Aim of the task: Every entry below must appear again, exactly as written.

Data excerpts:
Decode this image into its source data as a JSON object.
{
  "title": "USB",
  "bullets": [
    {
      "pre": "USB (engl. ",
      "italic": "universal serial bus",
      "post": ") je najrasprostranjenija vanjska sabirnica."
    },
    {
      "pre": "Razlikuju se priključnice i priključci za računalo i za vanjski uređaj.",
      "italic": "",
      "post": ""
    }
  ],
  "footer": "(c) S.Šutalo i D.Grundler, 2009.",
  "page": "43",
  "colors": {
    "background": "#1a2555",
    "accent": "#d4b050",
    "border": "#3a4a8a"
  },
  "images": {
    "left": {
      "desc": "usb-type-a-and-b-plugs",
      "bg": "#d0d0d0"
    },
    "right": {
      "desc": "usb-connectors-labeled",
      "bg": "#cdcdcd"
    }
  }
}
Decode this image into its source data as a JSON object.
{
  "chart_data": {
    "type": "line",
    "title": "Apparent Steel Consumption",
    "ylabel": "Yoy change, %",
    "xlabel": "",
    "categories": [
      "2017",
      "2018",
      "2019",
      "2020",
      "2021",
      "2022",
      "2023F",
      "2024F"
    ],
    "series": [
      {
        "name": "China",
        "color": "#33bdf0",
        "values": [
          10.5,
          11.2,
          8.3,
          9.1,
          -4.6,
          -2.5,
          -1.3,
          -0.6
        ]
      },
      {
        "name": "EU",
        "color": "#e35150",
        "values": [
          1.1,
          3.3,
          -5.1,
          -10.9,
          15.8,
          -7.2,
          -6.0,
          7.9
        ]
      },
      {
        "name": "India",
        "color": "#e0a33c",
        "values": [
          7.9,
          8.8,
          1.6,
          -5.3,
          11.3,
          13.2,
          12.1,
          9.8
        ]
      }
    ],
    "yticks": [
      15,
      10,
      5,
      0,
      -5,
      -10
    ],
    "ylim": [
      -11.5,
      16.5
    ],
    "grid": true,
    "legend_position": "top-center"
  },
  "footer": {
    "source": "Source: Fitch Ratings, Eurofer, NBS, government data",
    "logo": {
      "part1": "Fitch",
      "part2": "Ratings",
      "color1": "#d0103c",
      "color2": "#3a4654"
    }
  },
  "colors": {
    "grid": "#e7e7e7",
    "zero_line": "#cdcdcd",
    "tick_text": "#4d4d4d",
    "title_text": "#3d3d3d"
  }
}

Written answer:
Decode this image into its source data as a JSON object.
{
  "title": "USB",
  "bullets": [
    {
      "pre": "USB (engl. ",
      "italic": "universal serial bus",
      "post": ") je najrasprostranjenija vanjska sabirnica."
    },
    {
      "pre": "Razlikuju se priključnice i priključci za računalo i za vanjski uređaj.",
      "italic": "",
      "post": ""
    }
  ],
  "footer": "(c) S.Šutalo i D.Grundler, 2009.",
  "page": "43",
  "colors": {
    "background": "#1a2555",
    "accent": "#d4b050",
    "border": "#3a4a8a"
  },
  "images": {
    "left": {
      "desc": "usb-type-a-and-b-plugs",
      "bg": "#d0d0d0"
    },
    "right": {
      "desc": "usb-connectors-labeled",
      "bg": "#cdcdcd"
    }
  }
}
Decode this image into its source data as a JSON object.
{
  "chart_data": {
    "type": "line",
    "title": "Apparent Steel Consumption",
    "ylabel": "Yoy change, %",
    "xlabel": "",
    "categories": [
      "2017",
      "2018",
      "2019",
      "2020",
      "2021",
      "2022",
      "2023F",
      "2024F"
    ],
    "series": [
      {
        "name": "China",
        "color": "#33bdf0",
        "values": [
          10.5,
          11.2,
          8.3,
          9.1,
          -4.6,
          -2.5,
          -1.3,
          -0.6
        ]
      },
      {
        "name": "EU",
        "color": "#e35150",
        "values": [
          1.1,
          3.3,
          -5.1,
          -10.9,
          15.8,
          -7.2,
          -6.0,
          7.9
        ]
      },
      {
        "name": "India",
        "color": "#e0a33c",
        "values": [
          7.9,
          8.8,
          1.6,
          -5.3,
          11.3,
          13.2,
          12.1,
          9.8
        ]
      }
    ],
    "yticks": [
      15,
      10,
      5,
      0,
      -5,
      -10
    ],
    "ylim": [
      -11.5,
      16.5
    ],
    "grid": true,
    "legend_position": "top-center"
  },
  "footer": {
    "source": "Source: Fitch Ratings, Eurofer, NBS, government data",
    "logo": {
      "part1": "Fitch",
      "part2": "Ratings",
      "color1": "#d0103c",
      "color2": "#3a4654"
    }
  },
  "colors": {
    "grid": "#e7e7e7",
    "zero_line": "#cdcdcd",
    "tick_text": "#4d4d4d",
    "title_text": "#3d3d3d"
  }
}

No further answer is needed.